Only the number is wanted: how many lines of the data contain "text"?

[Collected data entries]
- - -
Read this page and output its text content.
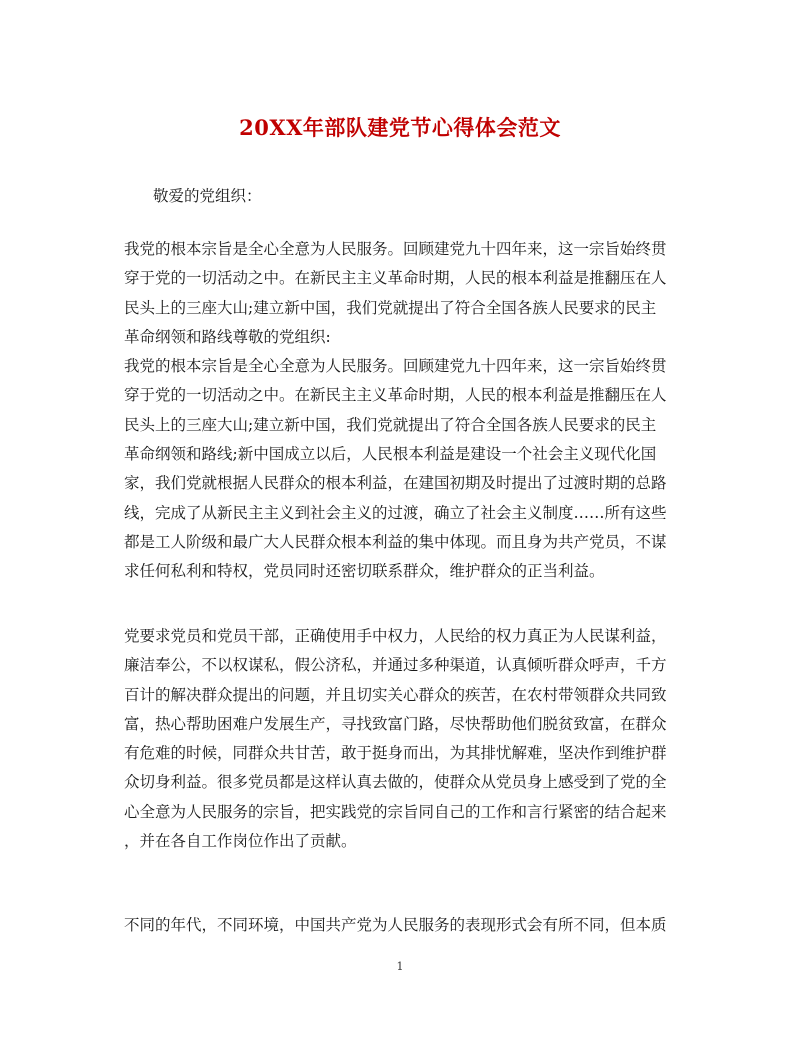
20XX年部队建党节心得体会范文
敬爱的党组织：
我党的根本宗旨是全心全意为人民服务。回顾建党九十四年来，这一宗旨始终贯
穿于党的一切活动之中。在新民主主义革命时期，人民的根本利益是推翻压在人
民头上的三座大山;建立新中国，我们党就提出了符合全国各族人民要求的民主
革命纲领和路线尊敬的党组织:
我党的根本宗旨是全心全意为人民服务。回顾建党九十四年来，这一宗旨始终贯
穿于党的一切活动之中。在新民主主义革命时期，人民的根本利益是推翻压在人
民头上的三座大山;建立新中国，我们党就提出了符合全国各族人民要求的民主
革命纲领和路线;新中国成立以后，人民根本利益是建设一个社会主义现代化国
家，我们党就根据人民群众的根本利益，在建国初期及时提出了过渡时期的总路
线，完成了从新民主主义到社会主义的过渡，确立了社会主义制度……所有这些
都是工人阶级和最广大人民群众根本利益的集中体现。而且身为共产党员，不谋
求任何私利和特权，党员同时还密切联系群众，维护群众的正当利益。
党要求党员和党员干部，正确使用手中权力，人民给的权力真正为人民谋利益，
廉洁奉公，不以权谋私，假公济私，并通过多种渠道，认真倾听群众呼声，千方
百计的解决群众提出的问题，并且切实关心群众的疾苦，在农村带领群众共同致
富，热心帮助困难户发展生产，寻找致富门路，尽快帮助他们脱贫致富，在群众
有危难的时候，同群众共甘苦，敢于挺身而出，为其排忧解难，坚决作到维护群
众切身利益。很多党员都是这样认真去做的，使群众从党员身上感受到了党的全
心全意为人民服务的宗旨，把实践党的宗旨同自己的工作和言行紧密的结合起来
，并在各自工作岗位作出了贡献。
不同的年代，不同环境，中国共产党为人民服务的表现形式会有所不同，但本质
1
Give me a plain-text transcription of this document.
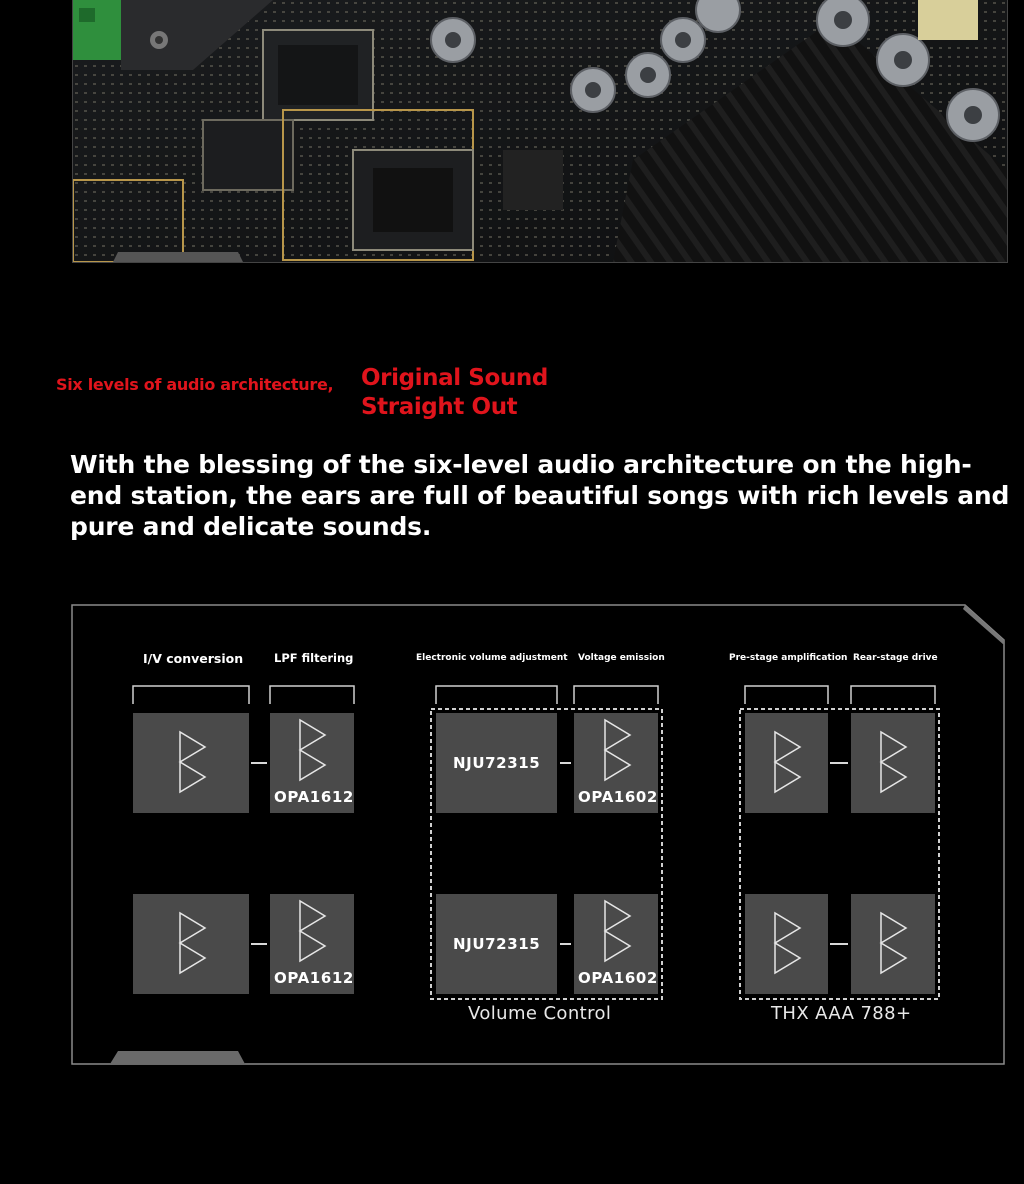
Six levels of audio architecture, Original Sound
Straight Out
With the blessing of the six-level audio architecture on the high-end station, the ears are full of beautiful songs with rich levels and pure and delicate sounds.
I/V conversion	LPF filtering	Electronic volume adjustment Voltage emission	Pre-stage amplification Rear-stage drive
OPA1612
OPA1612
NJU72315
NJU72315
OPA1602
OPA1602
Volume Control	THX AAA 788+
- - -
(Complete answer): 2